:: STATED GOAL ::
Convert every line of the listing below into a JSON list of strings, one string per line, leaving out any blank lines.

## Begin DATA SECTION

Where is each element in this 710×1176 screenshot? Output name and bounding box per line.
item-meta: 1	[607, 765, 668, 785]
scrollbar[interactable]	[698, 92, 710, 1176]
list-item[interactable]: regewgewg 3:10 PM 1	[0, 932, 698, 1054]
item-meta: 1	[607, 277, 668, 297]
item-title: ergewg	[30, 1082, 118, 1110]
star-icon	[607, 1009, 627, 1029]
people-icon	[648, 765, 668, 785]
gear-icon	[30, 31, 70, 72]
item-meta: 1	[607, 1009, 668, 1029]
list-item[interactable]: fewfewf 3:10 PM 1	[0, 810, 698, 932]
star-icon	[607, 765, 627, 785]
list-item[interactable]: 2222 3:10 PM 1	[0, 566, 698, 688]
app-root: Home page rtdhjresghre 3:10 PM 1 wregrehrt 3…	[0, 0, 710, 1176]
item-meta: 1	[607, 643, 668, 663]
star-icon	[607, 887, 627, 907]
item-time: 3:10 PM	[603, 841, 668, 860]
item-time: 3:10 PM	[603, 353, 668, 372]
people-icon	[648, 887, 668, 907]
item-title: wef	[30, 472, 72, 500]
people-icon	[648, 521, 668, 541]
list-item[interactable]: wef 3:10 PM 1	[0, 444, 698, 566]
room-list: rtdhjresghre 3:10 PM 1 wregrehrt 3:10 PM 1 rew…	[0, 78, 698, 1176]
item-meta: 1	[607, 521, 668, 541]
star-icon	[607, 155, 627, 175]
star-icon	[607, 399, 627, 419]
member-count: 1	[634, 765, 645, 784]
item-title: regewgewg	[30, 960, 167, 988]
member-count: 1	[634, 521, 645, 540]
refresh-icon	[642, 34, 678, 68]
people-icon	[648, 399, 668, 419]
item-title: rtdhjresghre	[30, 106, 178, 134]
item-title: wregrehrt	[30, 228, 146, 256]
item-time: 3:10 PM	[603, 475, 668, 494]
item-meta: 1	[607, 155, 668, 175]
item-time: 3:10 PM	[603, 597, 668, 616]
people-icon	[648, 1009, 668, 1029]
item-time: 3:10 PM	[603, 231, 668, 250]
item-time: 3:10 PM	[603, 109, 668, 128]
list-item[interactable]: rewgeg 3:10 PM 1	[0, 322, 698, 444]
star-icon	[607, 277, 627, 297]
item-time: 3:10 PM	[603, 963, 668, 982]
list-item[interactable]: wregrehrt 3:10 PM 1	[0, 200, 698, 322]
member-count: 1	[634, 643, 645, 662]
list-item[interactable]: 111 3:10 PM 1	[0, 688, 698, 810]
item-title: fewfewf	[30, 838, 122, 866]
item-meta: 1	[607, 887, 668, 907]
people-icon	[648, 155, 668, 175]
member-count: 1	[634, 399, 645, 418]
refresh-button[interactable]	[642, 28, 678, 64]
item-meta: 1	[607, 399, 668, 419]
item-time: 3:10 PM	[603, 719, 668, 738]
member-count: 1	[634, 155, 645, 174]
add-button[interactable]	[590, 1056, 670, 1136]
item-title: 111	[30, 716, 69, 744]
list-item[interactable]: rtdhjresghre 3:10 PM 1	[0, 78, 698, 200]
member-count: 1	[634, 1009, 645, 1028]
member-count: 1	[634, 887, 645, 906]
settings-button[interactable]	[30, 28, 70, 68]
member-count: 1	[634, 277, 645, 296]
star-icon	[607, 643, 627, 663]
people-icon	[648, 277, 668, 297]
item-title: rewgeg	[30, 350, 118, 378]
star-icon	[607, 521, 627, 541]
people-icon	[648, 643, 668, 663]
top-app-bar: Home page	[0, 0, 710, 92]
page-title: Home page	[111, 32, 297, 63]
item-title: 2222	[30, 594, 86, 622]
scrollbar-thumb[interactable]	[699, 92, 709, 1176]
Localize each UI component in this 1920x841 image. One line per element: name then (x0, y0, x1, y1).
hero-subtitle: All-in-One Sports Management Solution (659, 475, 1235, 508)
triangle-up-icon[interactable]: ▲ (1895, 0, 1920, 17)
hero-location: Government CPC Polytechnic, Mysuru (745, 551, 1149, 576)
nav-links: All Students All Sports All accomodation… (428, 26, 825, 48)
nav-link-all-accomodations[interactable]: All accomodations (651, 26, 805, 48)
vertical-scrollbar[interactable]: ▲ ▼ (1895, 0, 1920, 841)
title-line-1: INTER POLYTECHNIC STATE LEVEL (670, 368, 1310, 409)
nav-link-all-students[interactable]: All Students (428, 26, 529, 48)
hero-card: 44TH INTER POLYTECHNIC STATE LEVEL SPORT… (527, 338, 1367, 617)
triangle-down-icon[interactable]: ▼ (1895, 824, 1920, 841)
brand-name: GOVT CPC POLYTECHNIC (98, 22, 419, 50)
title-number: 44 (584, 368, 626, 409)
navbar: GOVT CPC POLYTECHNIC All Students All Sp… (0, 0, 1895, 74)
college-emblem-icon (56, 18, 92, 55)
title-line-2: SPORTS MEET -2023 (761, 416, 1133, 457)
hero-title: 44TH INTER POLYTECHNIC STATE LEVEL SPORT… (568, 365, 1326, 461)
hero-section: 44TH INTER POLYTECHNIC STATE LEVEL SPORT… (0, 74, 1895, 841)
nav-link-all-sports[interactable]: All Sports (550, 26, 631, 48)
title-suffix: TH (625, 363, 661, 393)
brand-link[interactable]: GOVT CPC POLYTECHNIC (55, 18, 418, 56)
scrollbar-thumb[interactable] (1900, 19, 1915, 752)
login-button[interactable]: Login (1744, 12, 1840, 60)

## End DATA SECTION

:: FULL OUTPUT ::
[
  "Where is each element in this 710×1176 screenshot? Output name and bounding box per line.",
  "item-meta: 1\t[607, 765, 668, 785]",
  "scrollbar[interactable]\t[698, 92, 710, 1176]",
  "list-item[interactable]: regewgewg 3:10 PM 1\t[0, 932, 698, 1054]",
  "item-meta: 1\t[607, 277, 668, 297]",
  "item-title: ergewg\t[30, 1082, 118, 1110]",
  "star-icon\t[607, 1009, 627, 1029]",
  "people-icon\t[648, 765, 668, 785]",
  "gear-icon\t[30, 31, 70, 72]",
  "item-meta: 1\t[607, 1009, 668, 1029]",
  "list-item[interactable]: fewfewf 3:10 PM 1\t[0, 810, 698, 932]",
  "star-icon\t[607, 765, 627, 785]",
  "list-item[interactable]: 2222 3:10 PM 1\t[0, 566, 698, 688]",
  "app-root: Home page rtdhjresghre 3:10 PM 1 wregrehrt 3…\t[0, 0, 710, 1176]",
  "item-meta: 1\t[607, 643, 668, 663]",
  "star-icon\t[607, 887, 627, 907]",
  "item-time: 3:10 PM\t[603, 841, 668, 860]",
  "item-time: 3:10 PM\t[603, 353, 668, 372]",
  "people-icon\t[648, 887, 668, 907]",
  "item-title: wef\t[30, 472, 72, 500]",
  "people-icon\t[648, 521, 668, 541]",
  "list-item[interactable]: wef 3:10 PM 1\t[0, 444, 698, 566]",
  "room-list: rtdhjresghre 3:10 PM 1 wregrehrt 3:10 PM 1 rew…\t[0, 78, 698, 1176]",
  "item-meta: 1\t[607, 521, 668, 541]",
  "star-icon\t[607, 155, 627, 175]",
  "star-icon\t[607, 399, 627, 419]",
  "member-count: 1\t[634, 765, 645, 784]",
  "item-title: regewgewg\t[30, 960, 167, 988]",
  "member-count: 1\t[634, 521, 645, 540]",
  "refresh-icon\t[642, 34, 678, 68]",
  "people-icon\t[648, 399, 668, 419]",
  "item-title: rtdhjresghre\t[30, 106, 178, 134]",
  "item-title: wregrehrt\t[30, 228, 146, 256]",
  "item-time: 3:10 PM\t[603, 475, 668, 494]",
  "item-meta: 1\t[607, 155, 668, 175]",
  "item-time: 3:10 PM\t[603, 597, 668, 616]",
  "people-icon\t[648, 1009, 668, 1029]",
  "item-time: 3:10 PM\t[603, 231, 668, 250]",
  "item-time: 3:10 PM\t[603, 109, 668, 128]",
  "list-item[interactable]: rewgeg 3:10 PM 1\t[0, 322, 698, 444]",
  "star-icon\t[607, 277, 627, 297]",
  "item-time: 3:10 PM\t[603, 963, 668, 982]",
  "list-item[interactable]: wregrehrt 3:10 PM 1\t[0, 200, 698, 322]",
  "member-count: 1\t[634, 643, 645, 662]",
  "list-item[interactable]: 111 3:10 PM 1\t[0, 688, 698, 810]",
  "item-title: fewfewf\t[30, 838, 122, 866]",
  "item-meta: 1\t[607, 887, 668, 907]",
  "people-icon\t[648, 155, 668, 175]",
  "member-count: 1\t[634, 399, 645, 418]",
  "refresh-button[interactable]\t[642, 28, 678, 64]",
  "item-meta: 1\t[607, 399, 668, 419]",
  "item-time: 3:10 PM\t[603, 719, 668, 738]",
  "member-count: 1\t[634, 155, 645, 174]",
  "add-button[interactable]\t[590, 1056, 670, 1136]",
  "item-title: 111\t[30, 716, 69, 744]",
  "list-item[interactable]: rtdhjresghre 3:10 PM 1\t[0, 78, 698, 200]",
  "member-count: 1\t[634, 1009, 645, 1028]",
  "member-count: 1\t[634, 887, 645, 906]",
  "settings-button[interactable]\t[30, 28, 70, 68]",
  "member-count: 1\t[634, 277, 645, 296]",
  "star-icon\t[607, 643, 627, 663]",
  "people-icon\t[648, 277, 668, 297]",
  "item-title: rewgeg\t[30, 350, 118, 378]",
  "star-icon\t[607, 521, 627, 541]",
  "people-icon\t[648, 643, 668, 663]",
  "top-app-bar: Home page\t[0, 0, 710, 92]",
  "page-title: Home page\t[111, 32, 297, 63]",
  "item-title: 2222\t[30, 594, 86, 622]",
  "scrollbar-thumb[interactable]\t[699, 92, 709, 1176]",
  "Localize each UI component in this 1920x841 image. One line per element: name then (x0, y0, x1, y1).",
  "hero-subtitle: All-in-One Sports Management Solution (659, 475, 1235, 508)",
  "triangle-up-icon[interactable]: ▲ (1895, 0, 1920, 17)",
  "hero-location: Government CPC Polytechnic, Mysuru (745, 551, 1149, 576)",
  "nav-links: All Students All Sports All accomodation… (428, 26, 825, 48)",
  "nav-link-all-accomodations[interactable]: All accomodations (651, 26, 805, 48)",
  "vertical-scrollbar[interactable]: ▲ ▼ (1895, 0, 1920, 841)",
  "title-line-1: INTER POLYTECHNIC STATE LEVEL (670, 368, 1310, 409)",
  "nav-link-all-students[interactable]: All Students (428, 26, 529, 48)",
  "hero-card: 44TH INTER POLYTECHNIC STATE LEVEL SPORT… (527, 338, 1367, 617)",
  "triangle-down-icon[interactable]: ▼ (1895, 824, 1920, 841)",
  "brand-name: GOVT CPC POLYTECHNIC (98, 22, 419, 50)",
  "title-number: 44 (584, 368, 626, 409)",
  "navbar: GOVT CPC POLYTECHNIC All Students All Sp… (0, 0, 1895, 74)",
  "college-emblem-icon (56, 18, 92, 55)",
  "title-line-2: SPORTS MEET -2023 (761, 416, 1133, 457)",
  "hero-title: 44TH INTER POLYTECHNIC STATE LEVEL SPORT… (568, 365, 1326, 461)",
  "hero-section: 44TH INTER POLYTECHNIC STATE LEVEL SPORT… (0, 74, 1895, 841)",
  "nav-link-all-sports[interactable]: All Sports (550, 26, 631, 48)",
  "title-suffix: TH (625, 363, 661, 393)",
  "brand-link[interactable]: GOVT CPC POLYTECHNIC (55, 18, 418, 56)",
  "scrollbar-thumb[interactable] (1900, 19, 1915, 752)",
  "login-button[interactable]: Login (1744, 12, 1840, 60)"
]